- **About this exercise**: Scan the lines below for the string "resulted" and report how many lines contain it, giving only the number.

- **Extracted information**:
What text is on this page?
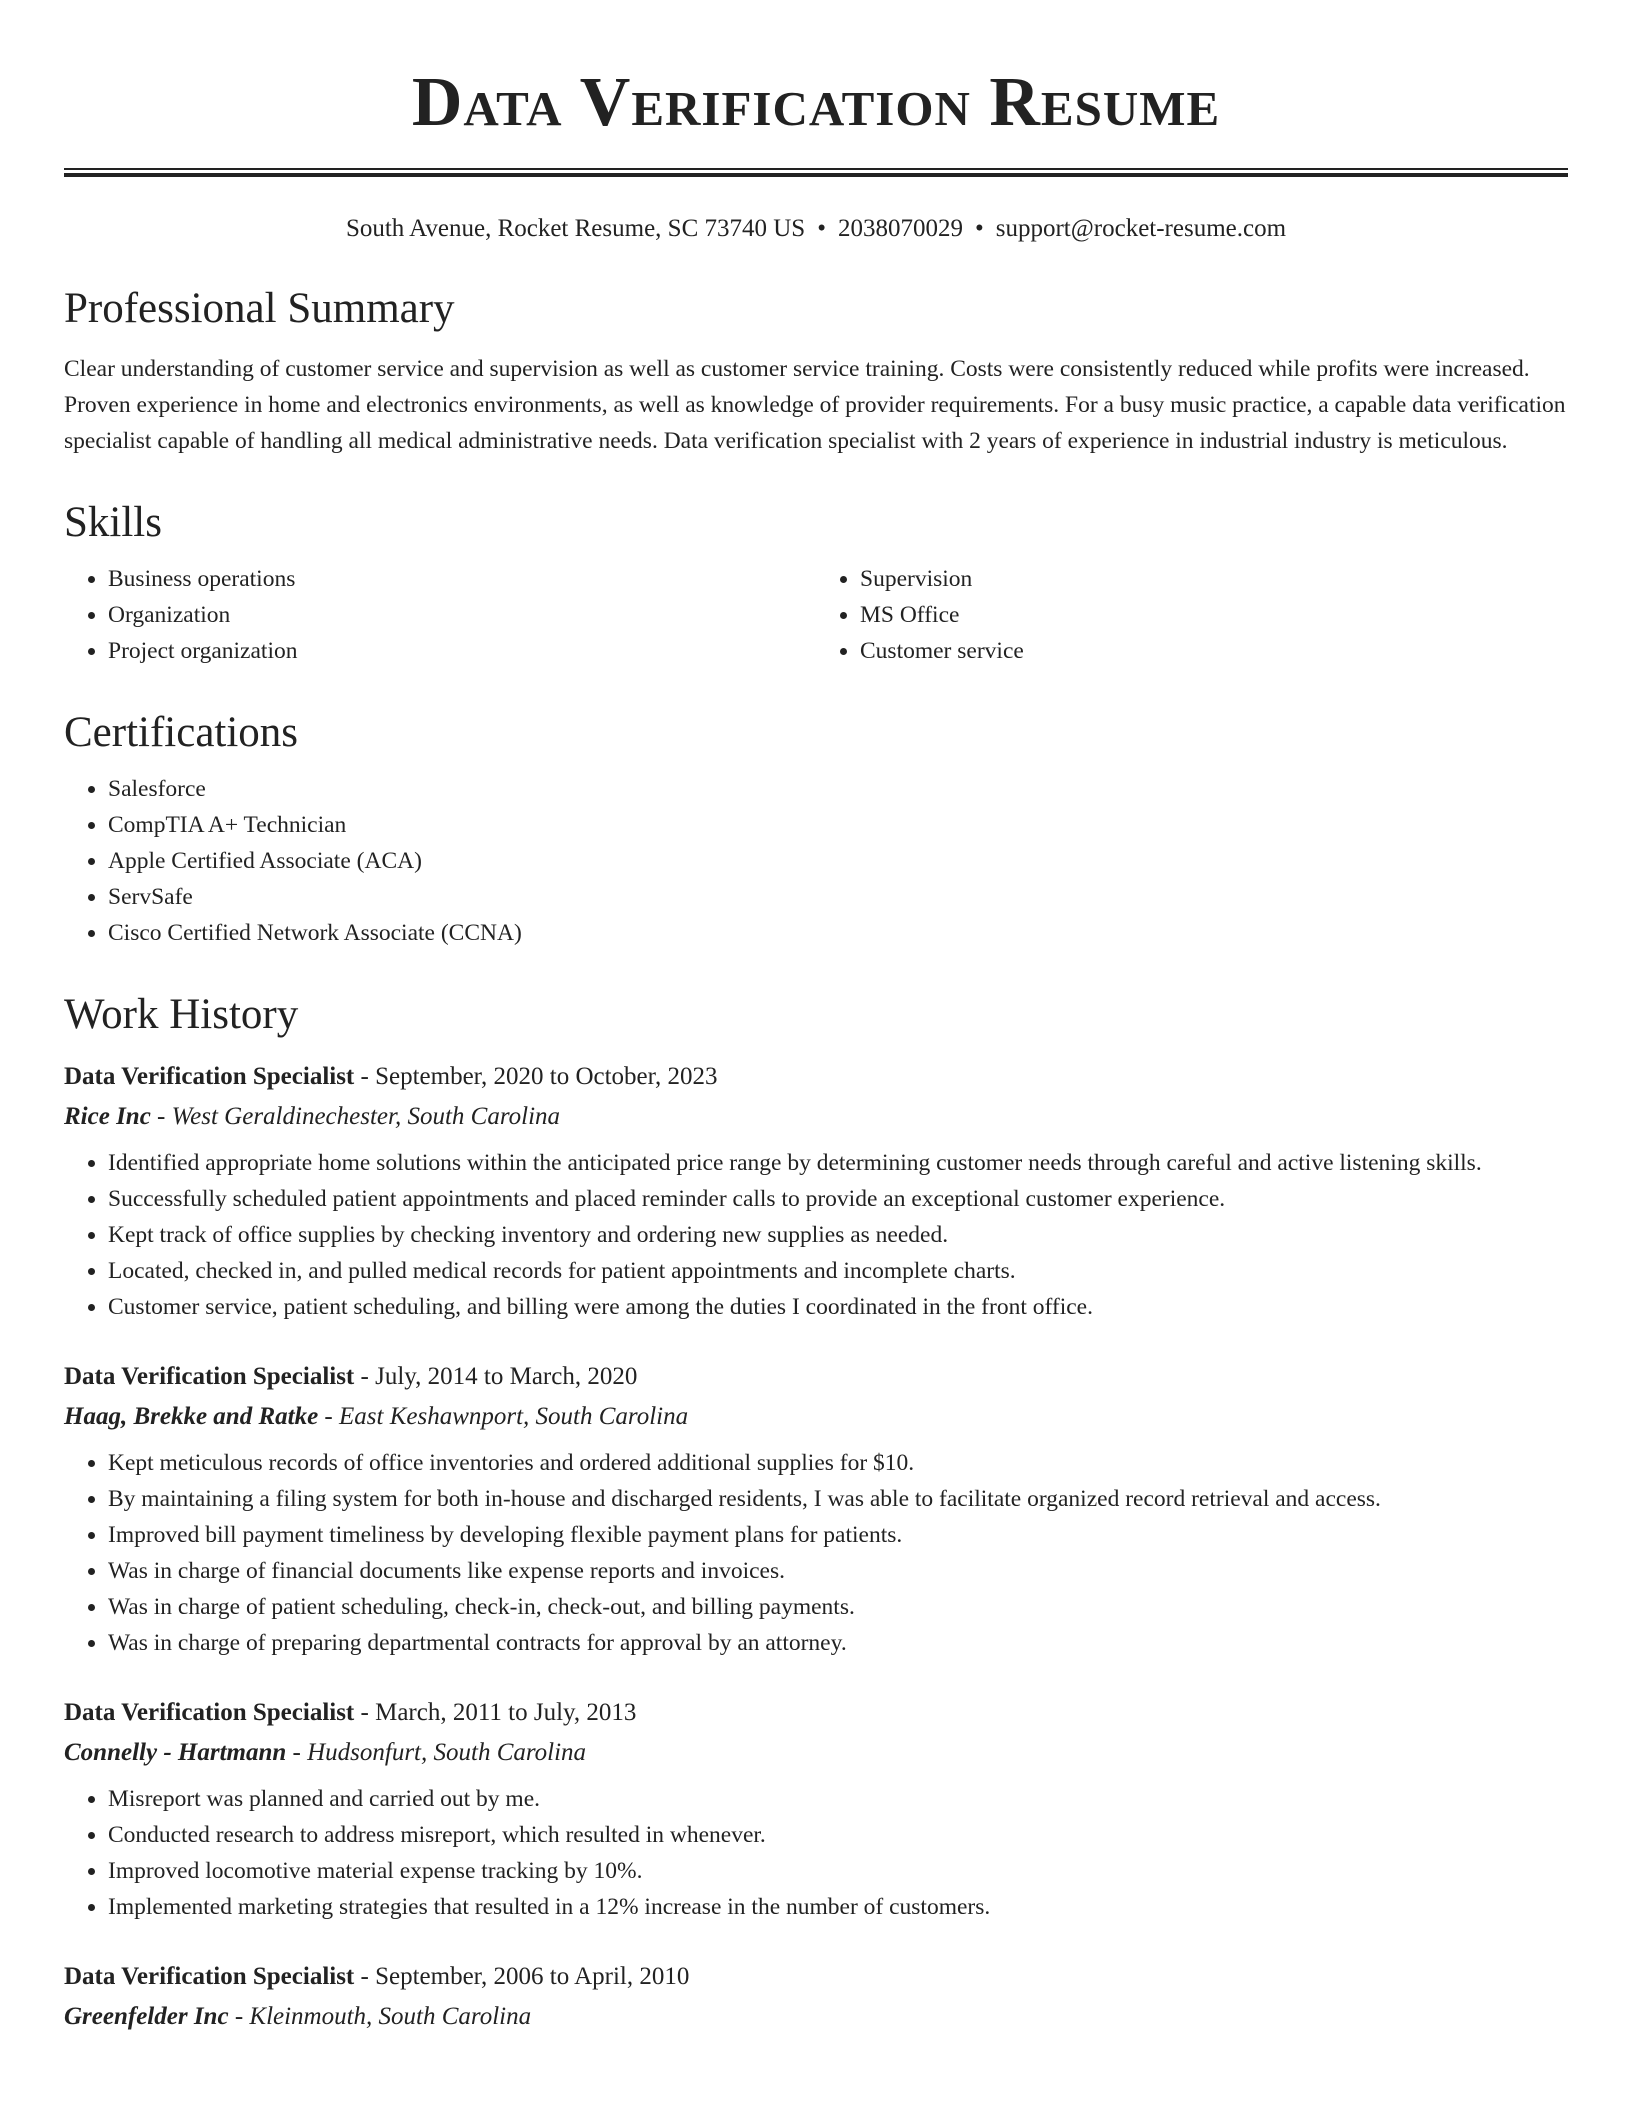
Data Verification Resume
South Avenue, Rocket Resume, SC 73740 US • 2038070029 • support@rocket-resume.com
Professional Summary

Clear understanding of customer service and supervision as well as customer service training. Costs were consistently reduced while profits were increased. Proven experience in home and electronics environments, as well as knowledge of provider requirements. For a busy music practice, a capable data verification specialist capable of handling all medical administrative needs. Data verification specialist with 2 years of experience in industrial industry is meticulous.

Skills
• Business operations
• Organization
• Project organization
• Supervision
• MS Office
• Customer service
Certifications
• Salesforce
• CompTIA A+ Technician
• Apple Certified Associate (ACA)
• ServSafe
• Cisco Certified Network Associate (CCNA)
Work History
Data Verification Specialist - September, 2020 to October, 2023
Rice Inc - West Geraldinechester, South Carolina
• Identified appropriate home solutions within the anticipated price range by determining customer needs through careful and active listening skills.
• Successfully scheduled patient appointments and placed reminder calls to provide an exceptional customer experience.
• Kept track of office supplies by checking inventory and ordering new supplies as needed.
• Located, checked in, and pulled medical records for patient appointments and incomplete charts.
• Customer service, patient scheduling, and billing were among the duties I coordinated in the front office.
Data Verification Specialist - July, 2014 to March, 2020
Haag, Brekke and Ratke - East Keshawnport, South Carolina
• Kept meticulous records of office inventories and ordered additional supplies for $10.
• By maintaining a filing system for both in-house and discharged residents, I was able to facilitate organized record retrieval and access.
• Improved bill payment timeliness by developing flexible payment plans for patients.
• Was in charge of financial documents like expense reports and invoices.
• Was in charge of patient scheduling, check-in, check-out, and billing payments.
• Was in charge of preparing departmental contracts for approval by an attorney.
Data Verification Specialist - March, 2011 to July, 2013
Connelly - Hartmann - Hudsonfurt, South Carolina
• Misreport was planned and carried out by me.
• Conducted research to address misreport, which resulted in whenever.
• Improved locomotive material expense tracking by 10%.
• Implemented marketing strategies that resulted in a 12% increase in the number of customers.
Data Verification Specialist - September, 2006 to April, 2010
Greenfelder Inc - Kleinmouth, South Carolina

- **Result of this exercise**: 2